◆ Dataset entries
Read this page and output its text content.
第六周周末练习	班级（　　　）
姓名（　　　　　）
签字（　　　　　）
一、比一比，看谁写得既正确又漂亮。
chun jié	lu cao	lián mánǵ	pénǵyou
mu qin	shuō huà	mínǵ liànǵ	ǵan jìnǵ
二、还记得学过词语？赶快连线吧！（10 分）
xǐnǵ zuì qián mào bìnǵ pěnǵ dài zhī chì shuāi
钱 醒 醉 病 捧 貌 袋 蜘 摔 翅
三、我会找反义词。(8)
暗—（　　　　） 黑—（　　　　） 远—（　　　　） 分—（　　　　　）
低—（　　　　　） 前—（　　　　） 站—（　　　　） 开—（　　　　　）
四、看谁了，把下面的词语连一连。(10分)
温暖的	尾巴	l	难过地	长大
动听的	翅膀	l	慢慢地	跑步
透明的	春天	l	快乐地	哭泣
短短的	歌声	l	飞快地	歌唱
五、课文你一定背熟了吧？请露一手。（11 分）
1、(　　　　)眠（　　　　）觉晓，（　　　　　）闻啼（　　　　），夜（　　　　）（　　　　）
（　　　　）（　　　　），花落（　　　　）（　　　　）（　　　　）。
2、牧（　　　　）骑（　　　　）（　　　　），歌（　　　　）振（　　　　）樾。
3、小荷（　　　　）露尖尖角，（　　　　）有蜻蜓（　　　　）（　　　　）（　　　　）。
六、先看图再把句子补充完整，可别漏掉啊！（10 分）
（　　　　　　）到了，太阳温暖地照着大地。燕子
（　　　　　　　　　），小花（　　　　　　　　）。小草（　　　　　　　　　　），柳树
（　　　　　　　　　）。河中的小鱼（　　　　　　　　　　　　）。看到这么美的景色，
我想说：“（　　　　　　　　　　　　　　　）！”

◆ Instruction
The entries above must be returned in full, exactly as shown.

◆ Result of the exercise
Read this page and output its text content.
第六周周末练习	班级（　　　）
姓名（　　　　　）
签字（　　　　　）
一、比一比，看谁写得既正确又漂亮。
chun jié	lu cao	lián mánǵ	pénǵyou
mu qin	shuō huà	mínǵ liànǵ	ǵan jìnǵ
二、还记得学过词语？赶快连线吧！（10 分）
xǐnǵ zuì qián mào bìnǵ pěnǵ dài zhī chì shuāi
钱 醒 醉 病 捧 貌 袋 蜘 摔 翅
三、我会找反义词。(8)
暗—（　　　　） 黑—（　　　　） 远—（　　　　） 分—（　　　　　）
低—（　　　　　） 前—（　　　　） 站—（　　　　） 开—（　　　　　）
四、看谁了，把下面的词语连一连。(10分)
温暖的	尾巴	l	难过地	长大
动听的	翅膀	l	慢慢地	跑步
透明的	春天	l	快乐地	哭泣
短短的	歌声	l	飞快地	歌唱
五、课文你一定背熟了吧？请露一手。（11 分）
1、(　　　　)眠（　　　　）觉晓，（　　　　　）闻啼（　　　　），夜（　　　　）（　　　　）
（　　　　）（　　　　），花落（　　　　）（　　　　）（　　　　）。
2、牧（　　　　）骑（　　　　）（　　　　），歌（　　　　）振（　　　　）樾。
3、小荷（　　　　）露尖尖角，（　　　　）有蜻蜓（　　　　）（　　　　）（　　　　）。
六、先看图再把句子补充完整，可别漏掉啊！（10 分）
（　　　　　　）到了，太阳温暖地照着大地。燕子
（　　　　　　　　　），小花（　　　　　　　　）。小草（　　　　　　　　　　），柳树
（　　　　　　　　　）。河中的小鱼（　　　　　　　　　　　　）。看到这么美的景色，
我想说：“（　　　　　　　　　　　　　　　）！”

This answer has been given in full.